> _MATERIAL PROVIDED_:
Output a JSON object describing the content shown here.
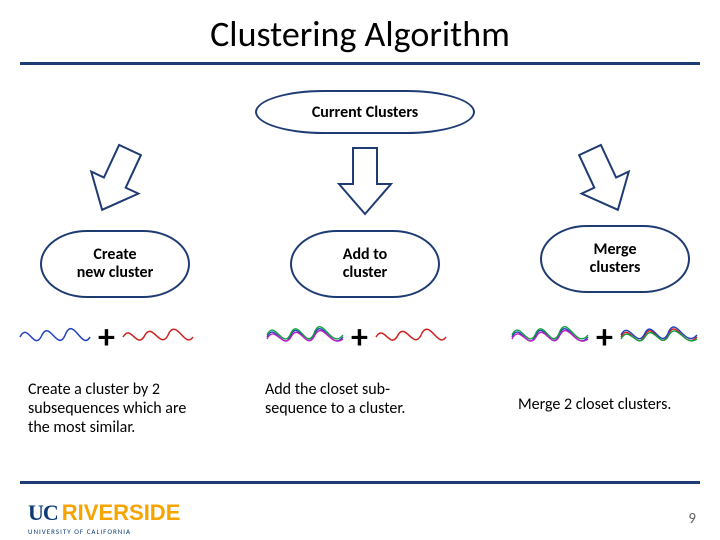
{
  "title": "Clustering Algorithm",
  "top_pill": "Current Clusters",
  "options": {
    "left": {
      "l1": "Create",
      "l2": "new cluster"
    },
    "mid": {
      "l1": "Add to",
      "l2": "cluster"
    },
    "right": {
      "l1": "Merge",
      "l2": "clusters"
    }
  },
  "plus": "+",
  "descriptions": {
    "left": "Create a cluster by 2 subsequences which are the most similar.",
    "mid": "Add the closet sub-sequence to a cluster.",
    "right": "Merge 2 closet clusters."
  },
  "logo": {
    "uc": "UC",
    "riv": "RIVERSIDE",
    "sub": "UNIVERSITY OF CALIFORNIA"
  },
  "page": "9",
  "colors": {
    "accent": "#1f3b73",
    "wave_blue": "#2040c0",
    "wave_red": "#d02020",
    "wave_green": "#10a040",
    "wave_magenta": "#c020c0"
  }
}
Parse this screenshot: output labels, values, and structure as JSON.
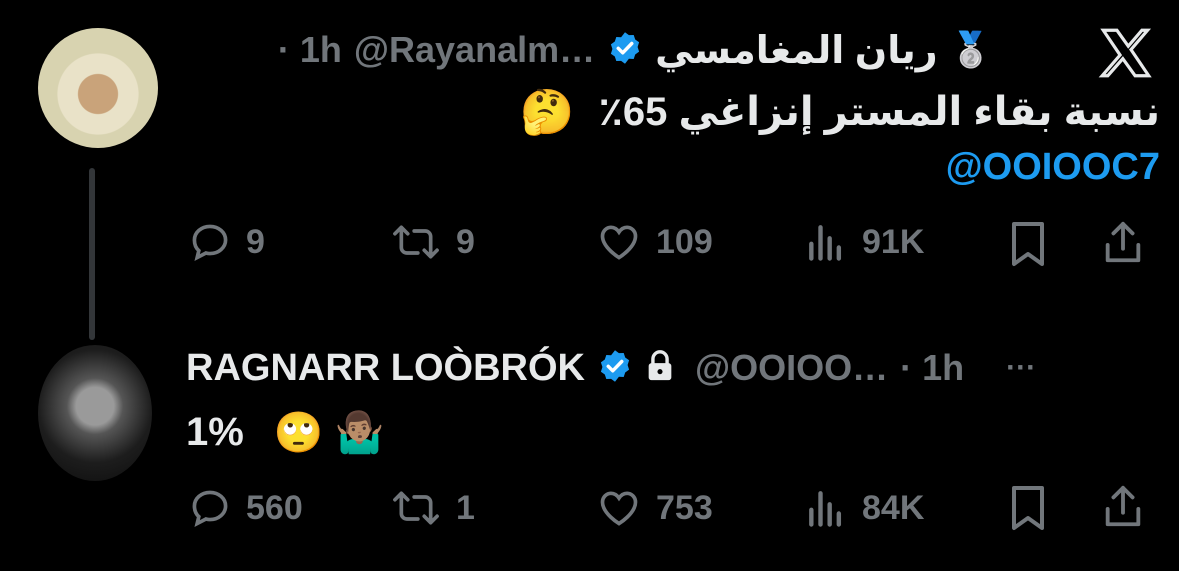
{
  "tweet1": {
    "display_name": "ريان المغامسي",
    "handle": "@Rayanalm…",
    "time": "· 1h",
    "text": "نسبة بقاء المستر إنزاغي 65٪",
    "emoji": "🤔",
    "badge_emoji": "🥈",
    "mention": "@OOIOOC7",
    "stats": {
      "replies": "9",
      "reposts": "9",
      "likes": "109",
      "views": "91K"
    }
  },
  "tweet2": {
    "display_name": "RAGNARR LOÒBRÓK",
    "handle": "@OOIOO…",
    "time": "· 1h",
    "more": "···",
    "text": "1%",
    "emojis": "🙄 🤷🏽‍♂️",
    "stats": {
      "replies": "560",
      "reposts": "1",
      "likes": "753",
      "views": "84K"
    }
  },
  "colors": {
    "background": "#000000",
    "text": "#e7e9ea",
    "muted": "#71767b",
    "accent": "#1d9bf0"
  }
}
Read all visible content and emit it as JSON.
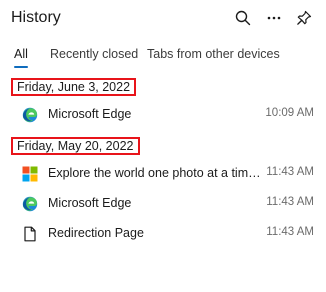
{
  "header": {
    "title": "History",
    "icons": [
      "search-icon",
      "more-icon",
      "pin-icon"
    ]
  },
  "tabs": [
    {
      "label": "All",
      "active": true
    },
    {
      "label": "Recently closed",
      "active": false
    },
    {
      "label": "Tabs from other devices",
      "active": false
    }
  ],
  "groups": [
    {
      "date": "Friday, June 3, 2022",
      "items": [
        {
          "title": "Microsoft Edge",
          "time": "10:09 AM",
          "icon": "edge-icon"
        }
      ]
    },
    {
      "date": "Friday, May 20, 2022",
      "items": [
        {
          "title": "Explore the world one photo at a time | Bin...",
          "time": "11:43 AM",
          "icon": "microsoft-logo-icon"
        },
        {
          "title": "Microsoft Edge",
          "time": "11:43 AM",
          "icon": "edge-icon"
        },
        {
          "title": "Redirection Page",
          "time": "11:43 AM",
          "icon": "page-icon"
        }
      ]
    }
  ],
  "colors": {
    "accent": "#0f6cbd",
    "highlight_border": "#e8141a"
  }
}
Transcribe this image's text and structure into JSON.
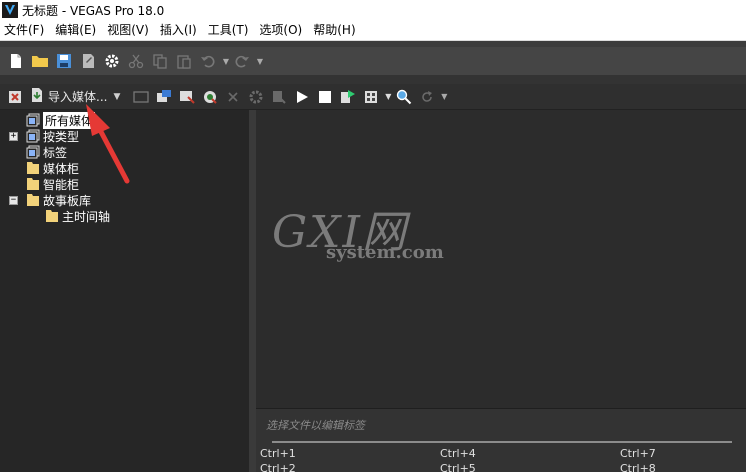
{
  "window": {
    "title": "无标题 - VEGAS Pro 18.0",
    "logo": "vegas-logo"
  },
  "menu": {
    "items": [
      {
        "label": "文件(F)"
      },
      {
        "label": "编辑(E)"
      },
      {
        "label": "视图(V)"
      },
      {
        "label": "插入(I)"
      },
      {
        "label": "工具(T)"
      },
      {
        "label": "选项(O)"
      },
      {
        "label": "帮助(H)"
      }
    ]
  },
  "toolbar": {
    "icons": [
      "new-file-icon",
      "open-folder-icon",
      "save-icon",
      "render-icon",
      "properties-gear-icon",
      "cut-icon",
      "copy-icon",
      "paste-icon",
      "undo-icon",
      "redo-icon"
    ]
  },
  "media_toolbar": {
    "import_label": "导入媒体...",
    "icons": [
      "remove-unused-icon",
      "import-media-icon",
      "capture-video-icon",
      "get-photo-icon",
      "get-media-web-icon",
      "media-fx-icon",
      "delete-icon",
      "properties-icon",
      "media-generators-icon",
      "play-icon",
      "stop-icon",
      "auto-preview-icon",
      "views-icon",
      "search-icon",
      "refresh-icon"
    ]
  },
  "tree": {
    "items": [
      {
        "label": "所有媒体",
        "selected": true,
        "expander": "",
        "icon": "bin-icon"
      },
      {
        "label": "按类型",
        "selected": false,
        "expander": "+",
        "icon": "bin-icon"
      },
      {
        "label": "标签",
        "selected": false,
        "expander": "",
        "icon": "bin-icon"
      },
      {
        "label": "媒体柜",
        "selected": false,
        "expander": "",
        "icon": "folder-icon"
      },
      {
        "label": "智能柜",
        "selected": false,
        "expander": "",
        "icon": "folder-icon"
      },
      {
        "label": "故事板库",
        "selected": false,
        "expander": "−",
        "icon": "folder-icon"
      },
      {
        "label": "主时间轴",
        "selected": false,
        "expander": "",
        "icon": "folder-icon"
      }
    ]
  },
  "watermark": {
    "main": "GXI网",
    "sub": "system.com"
  },
  "tag_panel": {
    "hint": "选择文件以编辑标签",
    "shortcuts": [
      "Ctrl+1",
      "Ctrl+4",
      "Ctrl+7",
      "Ctrl+2",
      "Ctrl+5",
      "Ctrl+8"
    ]
  },
  "colors": {
    "background": "#2d2d2d",
    "panel": "#262626",
    "arrow": "#e53935",
    "folder": "#f2d27a"
  }
}
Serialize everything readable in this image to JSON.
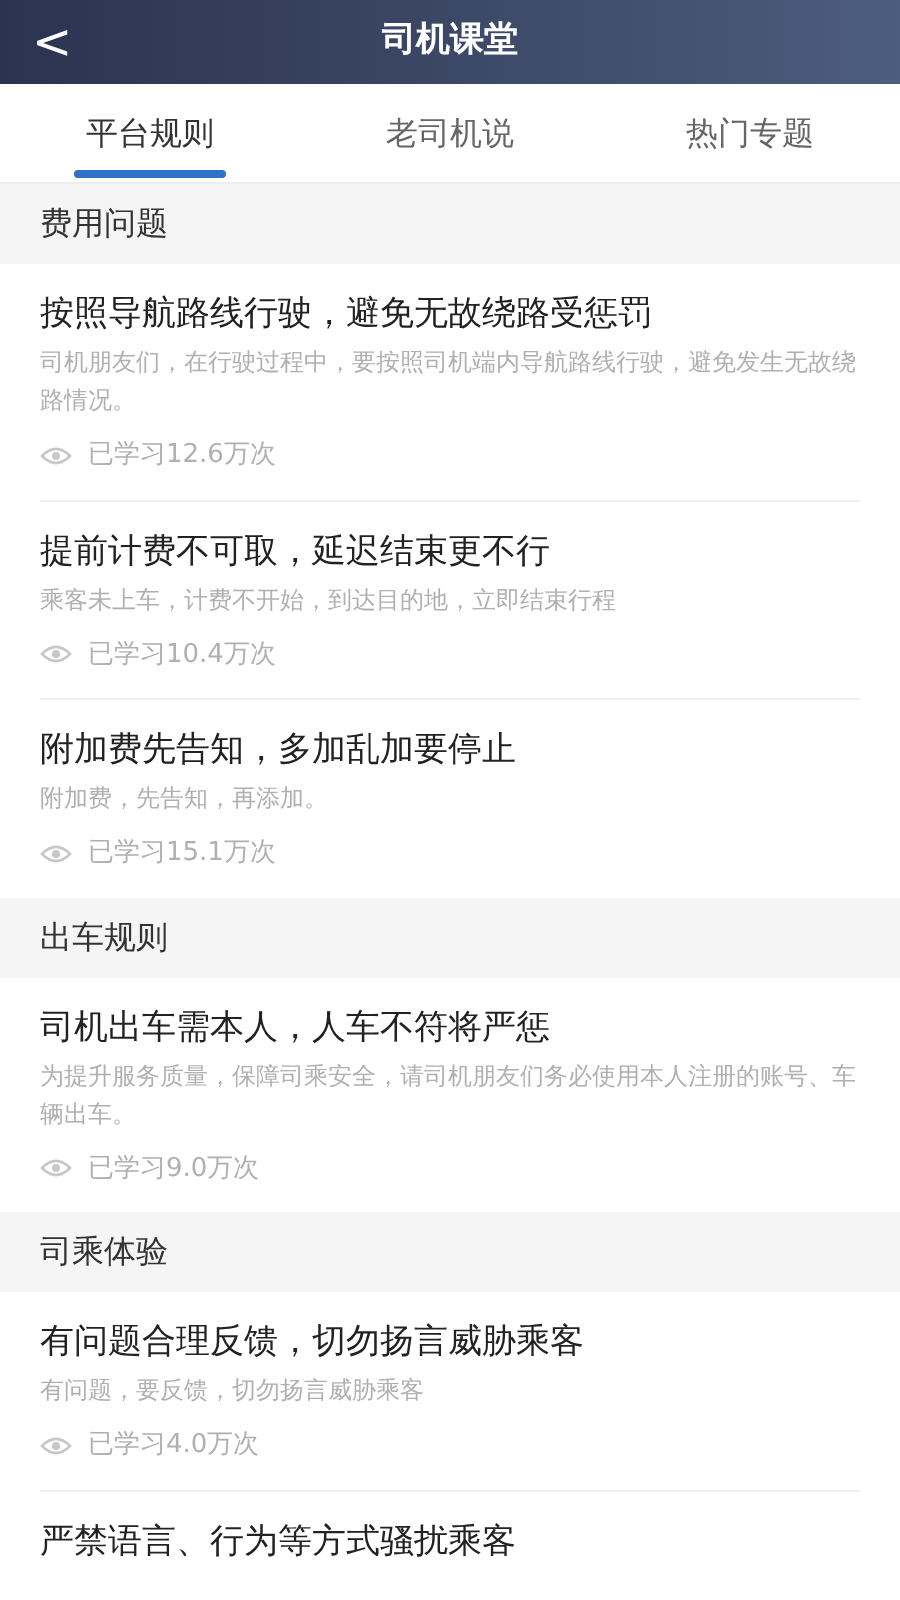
{
  "header": {
    "back": "<",
    "title": "司机课堂"
  },
  "tabs": [
    {
      "label": "平台规则",
      "selected": true
    },
    {
      "label": "老司机说",
      "selected": false
    },
    {
      "label": "热门专题",
      "selected": false
    }
  ],
  "sections": [
    {
      "title": "费用问题",
      "items": [
        {
          "title": "按照导航路线行驶，避免无故绕路受惩罚",
          "desc": "司机朋友们，在行驶过程中，要按照司机端内导航路线行驶，避免发生无故绕路情况。",
          "views": "已学习12.6万次"
        },
        {
          "title": "提前计费不可取，延迟结束更不行",
          "desc": "乘客未上车，计费不开始，到达目的地，立即结束行程",
          "views": "已学习10.4万次"
        },
        {
          "title": "附加费先告知，多加乱加要停止",
          "desc": "附加费，先告知，再添加。",
          "views": "已学习15.1万次"
        }
      ]
    },
    {
      "title": "出车规则",
      "items": [
        {
          "title": "司机出车需本人，人车不符将严惩",
          "desc": "为提升服务质量，保障司乘安全，请司机朋友们务必使用本人注册的账号、车辆出车。",
          "views": "已学习9.0万次"
        }
      ]
    },
    {
      "title": "司乘体验",
      "items": [
        {
          "title": "有问题合理反馈，切勿扬言威胁乘客",
          "desc": "有问题，要反馈，切勿扬言威胁乘客",
          "views": "已学习4.0万次"
        },
        {
          "title": "严禁语言、行为等方式骚扰乘客"
        }
      ]
    }
  ]
}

> _WRITTEN PROBLEM_: Restate the full listing verbatim and drop every picture.

> _COMPLETE ANSWER_:
Output a JSON object describing the content shown here.
{
  "title": "Clustering Algorithm",
  "top_pill": "Current Clusters",
  "options": {
    "left": {
      "l1": "Create",
      "l2": "new cluster"
    },
    "mid": {
      "l1": "Add to",
      "l2": "cluster"
    },
    "right": {
      "l1": "Merge",
      "l2": "clusters"
    }
  },
  "plus": "+",
  "descriptions": {
    "left": "Create a cluster by 2 subsequences which are the most similar.",
    "mid": "Add the closet sub-sequence to a cluster.",
    "right": "Merge 2 closet clusters."
  },
  "logo": {
    "uc": "UC",
    "riv": "RIVERSIDE",
    "sub": "UNIVERSITY OF CALIFORNIA"
  },
  "page": "9",
  "colors": {
    "accent": "#1f3b73",
    "wave_blue": "#2040c0",
    "wave_red": "#d02020",
    "wave_green": "#10a040",
    "wave_magenta": "#c020c0"
  }
}
Parse this screenshot: output labels, values, and structure as JSON.
{
  "tweet1": {
    "display_name": "ريان المغامسي",
    "handle": "@Rayanalm…",
    "time": "· 1h",
    "text": "نسبة بقاء المستر إنزاغي 65٪",
    "emoji": "🤔",
    "badge_emoji": "🥈",
    "mention": "@OOIOOC7",
    "stats": {
      "replies": "9",
      "reposts": "9",
      "likes": "109",
      "views": "91K"
    }
  },
  "tweet2": {
    "display_name": "RAGNARR LOÒBRÓK",
    "handle": "@OOIOO…",
    "time": "· 1h",
    "more": "···",
    "text": "1%",
    "emojis": "🙄 🤷🏽‍♂️",
    "stats": {
      "replies": "560",
      "reposts": "1",
      "likes": "753",
      "views": "84K"
    }
  },
  "colors": {
    "background": "#000000",
    "text": "#e7e9ea",
    "muted": "#71767b",
    "accent": "#1d9bf0"
  }
}
Read all visible content and emit it as JSON.
{
  "header": {
    "title": "History",
    "icons": [
      "search-icon",
      "more-icon",
      "pin-icon"
    ]
  },
  "tabs": [
    {
      "label": "All",
      "active": true
    },
    {
      "label": "Recently closed",
      "active": false
    },
    {
      "label": "Tabs from other devices",
      "active": false
    }
  ],
  "groups": [
    {
      "date": "Friday, June 3, 2022",
      "items": [
        {
          "title": "Microsoft Edge",
          "time": "10:09 AM",
          "icon": "edge-icon"
        }
      ]
    },
    {
      "date": "Friday, May 20, 2022",
      "items": [
        {
          "title": "Explore the world one photo at a time | Bin...",
          "time": "11:43 AM",
          "icon": "microsoft-logo-icon"
        },
        {
          "title": "Microsoft Edge",
          "time": "11:43 AM",
          "icon": "edge-icon"
        },
        {
          "title": "Redirection Page",
          "time": "11:43 AM",
          "icon": "page-icon"
        }
      ]
    }
  ],
  "colors": {
    "accent": "#0f6cbd",
    "highlight_border": "#e8141a"
  }
}
Transcribe this image's text and structure into JSON.
{
  "window": {
    "title": "无标题 - VEGAS Pro 18.0",
    "logo": "vegas-logo"
  },
  "menu": {
    "items": [
      {
        "label": "文件(F)"
      },
      {
        "label": "编辑(E)"
      },
      {
        "label": "视图(V)"
      },
      {
        "label": "插入(I)"
      },
      {
        "label": "工具(T)"
      },
      {
        "label": "选项(O)"
      },
      {
        "label": "帮助(H)"
      }
    ]
  },
  "toolbar": {
    "icons": [
      "new-file-icon",
      "open-folder-icon",
      "save-icon",
      "render-icon",
      "properties-gear-icon",
      "cut-icon",
      "copy-icon",
      "paste-icon",
      "undo-icon",
      "redo-icon"
    ]
  },
  "media_toolbar": {
    "import_label": "导入媒体...",
    "icons": [
      "remove-unused-icon",
      "import-media-icon",
      "capture-video-icon",
      "get-photo-icon",
      "get-media-web-icon",
      "media-fx-icon",
      "delete-icon",
      "properties-icon",
      "media-generators-icon",
      "play-icon",
      "stop-icon",
      "auto-preview-icon",
      "views-icon",
      "search-icon",
      "refresh-icon"
    ]
  },
  "tree": {
    "items": [
      {
        "label": "所有媒体",
        "selected": true,
        "expander": "",
        "icon": "bin-icon"
      },
      {
        "label": "按类型",
        "selected": false,
        "expander": "+",
        "icon": "bin-icon"
      },
      {
        "label": "标签",
        "selected": false,
        "expander": "",
        "icon": "bin-icon"
      },
      {
        "label": "媒体柜",
        "selected": false,
        "expander": "",
        "icon": "folder-icon"
      },
      {
        "label": "智能柜",
        "selected": false,
        "expander": "",
        "icon": "folder-icon"
      },
      {
        "label": "故事板库",
        "selected": false,
        "expander": "−",
        "icon": "folder-icon"
      },
      {
        "label": "主时间轴",
        "selected": false,
        "expander": "",
        "icon": "folder-icon"
      }
    ]
  },
  "watermark": {
    "main": "GXI网",
    "sub": "system.com"
  },
  "tag_panel": {
    "hint": "选择文件以编辑标签",
    "shortcuts": [
      "Ctrl+1",
      "Ctrl+4",
      "Ctrl+7",
      "Ctrl+2",
      "Ctrl+5",
      "Ctrl+8"
    ]
  },
  "colors": {
    "background": "#2d2d2d",
    "panel": "#262626",
    "arrow": "#e53935",
    "folder": "#f2d27a"
  }
}
Serialize everything readable in this image to JSON.
{
  "header": {
    "back": "<",
    "title": "司机课堂"
  },
  "tabs": [
    {
      "label": "平台规则",
      "selected": true
    },
    {
      "label": "老司机说",
      "selected": false
    },
    {
      "label": "热门专题",
      "selected": false
    }
  ],
  "sections": [
    {
      "title": "费用问题",
      "items": [
        {
          "title": "按照导航路线行驶，避免无故绕路受惩罚",
          "desc": "司机朋友们，在行驶过程中，要按照司机端内导航路线行驶，避免发生无故绕路情况。",
          "views": "已学习12.6万次"
        },
        {
          "title": "提前计费不可取，延迟结束更不行",
          "desc": "乘客未上车，计费不开始，到达目的地，立即结束行程",
          "views": "已学习10.4万次"
        },
        {
          "title": "附加费先告知，多加乱加要停止",
          "desc": "附加费，先告知，再添加。",
          "views": "已学习15.1万次"
        }
      ]
    },
    {
      "title": "出车规则",
      "items": [
        {
          "title": "司机出车需本人，人车不符将严惩",
          "desc": "为提升服务质量，保障司乘安全，请司机朋友们务必使用本人注册的账号、车辆出车。",
          "views": "已学习9.0万次"
        }
      ]
    },
    {
      "title": "司乘体验",
      "items": [
        {
          "title": "有问题合理反馈，切勿扬言威胁乘客",
          "desc": "有问题，要反馈，切勿扬言威胁乘客",
          "views": "已学习4.0万次"
        },
        {
          "title": "严禁语言、行为等方式骚扰乘客"
        }
      ]
    }
  ]
}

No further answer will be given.